# STATED TASK:
In the blog post about a tattoo, what did the writer, at age fifteen, ask the old tattooist to paint?

# DOCUMENT PASSAGE:
┌──

Ganesha, Mandala and The Flower of Life: My tattoo

As an artist, I do love tattoos. Especially when they are well-designed creations painted with skill.

However, this isn’t quite how I would describe my initial four small tattoos which were impulse purchases between the ages of fourteen and eighteen. Absolutely no thought went into them whatsoever. I literally would just rock up the nearest tattooist and with a few quid in my pocket, pick out something from the book of designs and go for it!

Fast forward 30 years and things have changed dramatically in the UK.  For a start, it is illegal to tattoo any minor under the age of eighteen and conditions of the studios are subject to stringent health and safety regulations. A far cry from when, at age fifteen, I popped my boob out of my bra in front of a waiting room full of people and told the old tattooist to paint a rose on it!

I want to be a painted lady. I love tattoos

Last November, in Goa, I decided it was time again to make that mark on my skin . This time, however, it was going to be different. This time, I wanted my skin to be permanently painted with a design which meant something dear to me. A design which demonstrated who I was. A reflection of my inner mind, of what makes me tick.

Lord Ganesha.

The child of Shiva and Shakti, The Remover of Obstacles. The elephant headed God.

Understanding the metaphor of Shiva and Shakti is an understanding of great spiritual wealth. Adam and Eve,  Yin and Yang. Parusha and Prakruti. The Divine Feminine and Masculine energies from whenceforth we have all been created are Universal Truth and I wished to have this truth etched on my skin whilst I am alive and living in this 4D reality we call life.

I browsed various tattoo studios in North Goa but they were all shit. Less of a studio and more of a back ( or front ) street hovel. Side by side, these tattoo parlours line the tourist drag with nothing new or authentic to offer. The shop fronts all display the same photoshopped images of models with incredible tattoos which the artists can only dream of creating. One guy in a shop was so fucking stoned he couldn’t even make eye contact. I wasn’t going to let him loose on my arm!

└──

# INFORMATION PROVIDED:
┌──

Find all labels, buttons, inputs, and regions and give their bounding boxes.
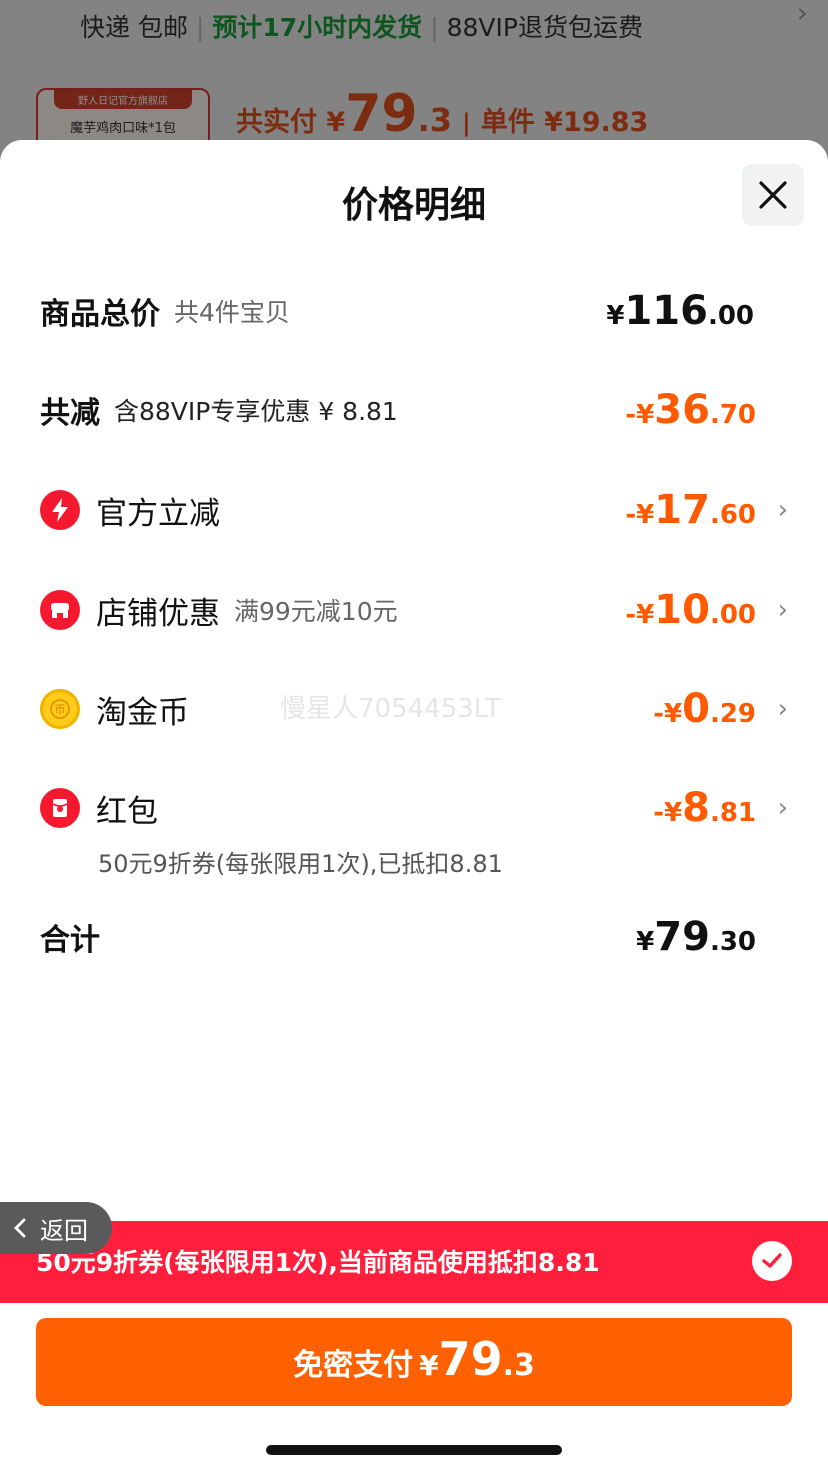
- coins-int: 0: [682, 686, 710, 732]
- reduce-amount: -¥ 36.70: [625, 387, 756, 433]
- row-total: 商品总价 共4件宝贝 ¥116.00: [40, 281, 788, 341]
- official-int: 17: [654, 487, 710, 533]
- row-reduce: 共减 含88VIP专享优惠 ¥ 8.81 -¥ 36.70: [40, 380, 788, 440]
- pay-int: 79: [438, 1332, 503, 1386]
- coin-icon: 币: [40, 689, 80, 729]
- redpacket-amount: -¥ 8.81: [653, 785, 756, 831]
- red-packet-icon: [40, 788, 80, 828]
- sheet-title: 价格明细: [341, 185, 486, 226]
- close-icon: [759, 181, 787, 209]
- svg-text:币: 币: [55, 703, 66, 716]
- redpacket-dec: .81: [709, 798, 756, 828]
- sum-amount: ¥79.30: [636, 914, 756, 960]
- pay-dec: .3: [502, 1348, 535, 1383]
- back-button[interactable]: 返回: [0, 1202, 112, 1254]
- store-dec: .00: [709, 600, 756, 630]
- store-label: 店铺优惠: [96, 595, 220, 632]
- total-label: 商品总价: [40, 297, 160, 332]
- bolt-icon: [40, 490, 80, 530]
- chevron-right-icon: ›: [777, 694, 788, 724]
- official-label: 官方立减: [96, 495, 220, 532]
- total-int: 116: [624, 288, 708, 334]
- redpacket-label: 红包: [96, 793, 158, 830]
- check-icon: [762, 1253, 782, 1268]
- reduce-int: 36: [654, 387, 710, 433]
- coupon-checkbox[interactable]: [752, 1241, 792, 1281]
- total-dec: .00: [707, 301, 754, 331]
- coins-label: 淘金币: [96, 694, 189, 731]
- home-indicator[interactable]: [266, 1445, 562, 1455]
- pay-label: 免密支付: [293, 1348, 414, 1383]
- sum-label: 合计: [40, 923, 100, 958]
- total-yen: ¥: [606, 301, 625, 331]
- store-icon: [40, 590, 80, 630]
- pay-button[interactable]: 免密支付 ¥79.3: [36, 1318, 792, 1406]
- sum-yen: ¥: [636, 927, 655, 957]
- total-amount: ¥116.00: [606, 288, 754, 334]
- redpacket-int: 8: [682, 785, 710, 831]
- store-note: 满99元减10元: [234, 597, 398, 626]
- chevron-right-icon: ›: [777, 793, 788, 823]
- store-int: 10: [654, 587, 710, 633]
- reduce-note: 含88VIP专享优惠 ¥ 8.81: [114, 397, 398, 426]
- reduce-yen: -¥: [625, 400, 655, 430]
- dim-overlay[interactable]: [0, 0, 828, 160]
- watermark: 慢星人7054453LT: [280, 694, 501, 724]
- row-red-packet[interactable]: 红包 -¥ 8.81 ›: [40, 778, 788, 838]
- row-sum: 合计 ¥79.30: [40, 907, 788, 967]
- coupon-text: 50元9折券(每张限用1次),当前商品使用抵扣8.81: [36, 1248, 600, 1277]
- row-official-discount[interactable]: 官方立减 -¥ 17.60 ›: [40, 480, 788, 540]
- official-dec: .60: [709, 500, 756, 530]
- redpacket-yen: -¥: [653, 798, 683, 828]
- row-store-discount[interactable]: 店铺优惠 满99元减10元 -¥ 10.00 ›: [40, 580, 788, 640]
- reduce-label: 共减: [40, 396, 100, 431]
- redpacket-note: 50元9折券(每张限用1次),已抵扣8.81: [98, 850, 503, 878]
- sum-dec: .30: [709, 927, 756, 957]
- coins-amount: -¥ 0.29: [653, 686, 756, 732]
- coins-yen: -¥: [653, 699, 683, 729]
- total-count: 共4件宝贝: [174, 298, 290, 327]
- close-button[interactable]: [742, 164, 804, 226]
- store-amount: -¥ 10.00: [625, 587, 756, 633]
- coins-dec: .29: [709, 699, 756, 729]
- reduce-dec: .70: [709, 400, 756, 430]
- back-label: 返回: [40, 1216, 88, 1245]
- coupon-bar[interactable]: 50元9折券(每张限用1次),当前商品使用抵扣8.81: [0, 1221, 828, 1303]
- chevron-right-icon: ›: [777, 495, 788, 525]
- back-arrow-icon: [14, 1218, 26, 1238]
- sum-int: 79: [654, 914, 710, 960]
- pay-yen: ¥: [419, 1349, 439, 1382]
- store-yen: -¥: [625, 600, 655, 630]
- official-amount: -¥ 17.60: [625, 487, 756, 533]
- official-yen: -¥: [625, 500, 655, 530]
- chevron-right-icon: ›: [777, 595, 788, 625]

└──

# RESPONSE TO THE EXERCISE:
A rose.